## Task description
Find every line of the listing below where "Fagan" appears, and copy it.

## Data extracted from a collection
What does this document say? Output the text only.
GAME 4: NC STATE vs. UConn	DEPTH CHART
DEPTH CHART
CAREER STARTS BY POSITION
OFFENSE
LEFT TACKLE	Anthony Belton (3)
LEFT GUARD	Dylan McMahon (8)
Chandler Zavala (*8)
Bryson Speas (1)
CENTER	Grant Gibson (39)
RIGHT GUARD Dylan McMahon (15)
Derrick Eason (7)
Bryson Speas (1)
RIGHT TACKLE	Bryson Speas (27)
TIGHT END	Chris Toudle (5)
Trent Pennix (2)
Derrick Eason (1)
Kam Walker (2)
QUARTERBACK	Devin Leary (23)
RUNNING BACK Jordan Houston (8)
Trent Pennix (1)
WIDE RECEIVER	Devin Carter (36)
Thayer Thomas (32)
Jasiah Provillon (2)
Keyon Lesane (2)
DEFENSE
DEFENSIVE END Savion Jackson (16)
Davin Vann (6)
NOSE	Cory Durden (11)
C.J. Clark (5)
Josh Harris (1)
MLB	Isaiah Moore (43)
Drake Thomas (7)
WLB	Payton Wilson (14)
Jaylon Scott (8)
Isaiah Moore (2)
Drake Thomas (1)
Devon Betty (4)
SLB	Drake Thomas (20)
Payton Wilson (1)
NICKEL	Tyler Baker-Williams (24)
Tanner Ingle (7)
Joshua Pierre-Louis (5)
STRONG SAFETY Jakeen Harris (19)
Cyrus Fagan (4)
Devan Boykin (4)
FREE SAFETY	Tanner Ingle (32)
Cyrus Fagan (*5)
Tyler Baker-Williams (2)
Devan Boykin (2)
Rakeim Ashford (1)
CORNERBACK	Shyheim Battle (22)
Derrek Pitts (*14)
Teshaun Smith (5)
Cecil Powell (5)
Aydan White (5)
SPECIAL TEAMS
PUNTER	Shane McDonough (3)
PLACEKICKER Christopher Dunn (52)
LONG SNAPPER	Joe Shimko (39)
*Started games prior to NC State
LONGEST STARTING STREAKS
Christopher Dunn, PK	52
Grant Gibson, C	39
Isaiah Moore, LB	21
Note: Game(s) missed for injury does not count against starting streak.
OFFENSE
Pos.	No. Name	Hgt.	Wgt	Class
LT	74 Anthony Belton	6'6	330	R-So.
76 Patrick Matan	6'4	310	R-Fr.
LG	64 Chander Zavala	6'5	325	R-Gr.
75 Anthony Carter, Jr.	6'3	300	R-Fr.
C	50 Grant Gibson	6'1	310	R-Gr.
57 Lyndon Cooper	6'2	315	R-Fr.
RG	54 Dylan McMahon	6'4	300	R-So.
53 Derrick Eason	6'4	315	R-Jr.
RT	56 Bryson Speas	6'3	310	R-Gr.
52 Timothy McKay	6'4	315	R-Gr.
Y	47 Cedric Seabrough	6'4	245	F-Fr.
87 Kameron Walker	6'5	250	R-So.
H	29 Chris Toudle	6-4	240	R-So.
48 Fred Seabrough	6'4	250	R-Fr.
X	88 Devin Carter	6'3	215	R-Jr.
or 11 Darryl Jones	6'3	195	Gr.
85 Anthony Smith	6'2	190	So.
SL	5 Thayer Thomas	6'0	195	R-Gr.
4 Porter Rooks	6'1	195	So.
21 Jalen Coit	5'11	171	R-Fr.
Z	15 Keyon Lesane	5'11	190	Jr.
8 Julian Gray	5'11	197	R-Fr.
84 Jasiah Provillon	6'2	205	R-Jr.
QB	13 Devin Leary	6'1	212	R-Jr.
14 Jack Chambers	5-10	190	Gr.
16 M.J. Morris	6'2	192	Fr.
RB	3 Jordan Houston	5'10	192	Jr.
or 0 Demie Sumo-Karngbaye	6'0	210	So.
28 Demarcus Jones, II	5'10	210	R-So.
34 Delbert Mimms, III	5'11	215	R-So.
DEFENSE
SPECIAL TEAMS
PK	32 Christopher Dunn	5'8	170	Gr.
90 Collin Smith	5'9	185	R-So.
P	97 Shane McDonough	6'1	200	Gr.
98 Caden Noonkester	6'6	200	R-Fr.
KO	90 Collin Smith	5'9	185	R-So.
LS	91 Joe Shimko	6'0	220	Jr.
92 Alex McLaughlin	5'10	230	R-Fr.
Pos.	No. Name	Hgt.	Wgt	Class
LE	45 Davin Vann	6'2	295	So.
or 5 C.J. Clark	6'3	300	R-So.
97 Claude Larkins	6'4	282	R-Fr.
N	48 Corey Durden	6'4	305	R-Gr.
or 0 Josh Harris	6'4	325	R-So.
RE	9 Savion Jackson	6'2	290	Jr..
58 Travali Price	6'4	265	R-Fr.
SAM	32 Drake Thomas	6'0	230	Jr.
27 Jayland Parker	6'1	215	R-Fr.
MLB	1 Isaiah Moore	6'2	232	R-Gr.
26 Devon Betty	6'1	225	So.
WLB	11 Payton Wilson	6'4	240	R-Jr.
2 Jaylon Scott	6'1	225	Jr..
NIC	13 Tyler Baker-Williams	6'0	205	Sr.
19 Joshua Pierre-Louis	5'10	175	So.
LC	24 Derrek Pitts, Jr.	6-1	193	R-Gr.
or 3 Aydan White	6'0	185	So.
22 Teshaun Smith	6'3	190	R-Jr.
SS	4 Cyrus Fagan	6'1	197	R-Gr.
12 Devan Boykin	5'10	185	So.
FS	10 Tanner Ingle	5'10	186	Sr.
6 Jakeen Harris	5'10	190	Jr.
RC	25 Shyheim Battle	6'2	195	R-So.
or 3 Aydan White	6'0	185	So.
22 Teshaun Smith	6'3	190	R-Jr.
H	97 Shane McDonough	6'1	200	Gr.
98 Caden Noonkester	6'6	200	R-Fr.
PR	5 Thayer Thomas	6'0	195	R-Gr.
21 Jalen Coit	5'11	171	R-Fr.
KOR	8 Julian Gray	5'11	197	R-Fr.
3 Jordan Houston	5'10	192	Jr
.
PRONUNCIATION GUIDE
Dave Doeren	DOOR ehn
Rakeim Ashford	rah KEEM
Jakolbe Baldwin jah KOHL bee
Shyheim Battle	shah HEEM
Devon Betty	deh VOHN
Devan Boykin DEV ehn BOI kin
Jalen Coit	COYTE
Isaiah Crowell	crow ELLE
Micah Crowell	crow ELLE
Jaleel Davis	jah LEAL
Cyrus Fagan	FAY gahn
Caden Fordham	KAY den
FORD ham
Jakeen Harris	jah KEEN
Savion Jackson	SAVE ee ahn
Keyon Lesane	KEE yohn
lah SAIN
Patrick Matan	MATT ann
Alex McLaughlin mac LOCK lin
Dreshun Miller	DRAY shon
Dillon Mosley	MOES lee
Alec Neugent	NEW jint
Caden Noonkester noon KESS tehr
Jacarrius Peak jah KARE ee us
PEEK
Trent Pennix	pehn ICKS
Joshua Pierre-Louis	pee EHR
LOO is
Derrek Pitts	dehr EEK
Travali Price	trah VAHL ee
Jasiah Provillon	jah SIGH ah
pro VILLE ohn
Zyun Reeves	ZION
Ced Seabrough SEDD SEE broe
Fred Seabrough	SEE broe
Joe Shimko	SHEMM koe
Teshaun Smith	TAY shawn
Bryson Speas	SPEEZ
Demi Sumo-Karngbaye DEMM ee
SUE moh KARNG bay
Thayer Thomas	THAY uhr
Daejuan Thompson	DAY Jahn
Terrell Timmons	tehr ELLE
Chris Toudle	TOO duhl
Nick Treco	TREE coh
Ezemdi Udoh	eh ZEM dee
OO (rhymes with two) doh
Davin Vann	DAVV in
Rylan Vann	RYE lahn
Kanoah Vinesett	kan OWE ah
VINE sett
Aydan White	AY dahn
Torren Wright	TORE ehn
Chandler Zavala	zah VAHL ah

## Answer to the task
Cyrus Fagan (4)
Cyrus Fagan (*5)
SS	4 Cyrus Fagan	6'1	197	R-Gr.
Cyrus Fagan	FAY gahn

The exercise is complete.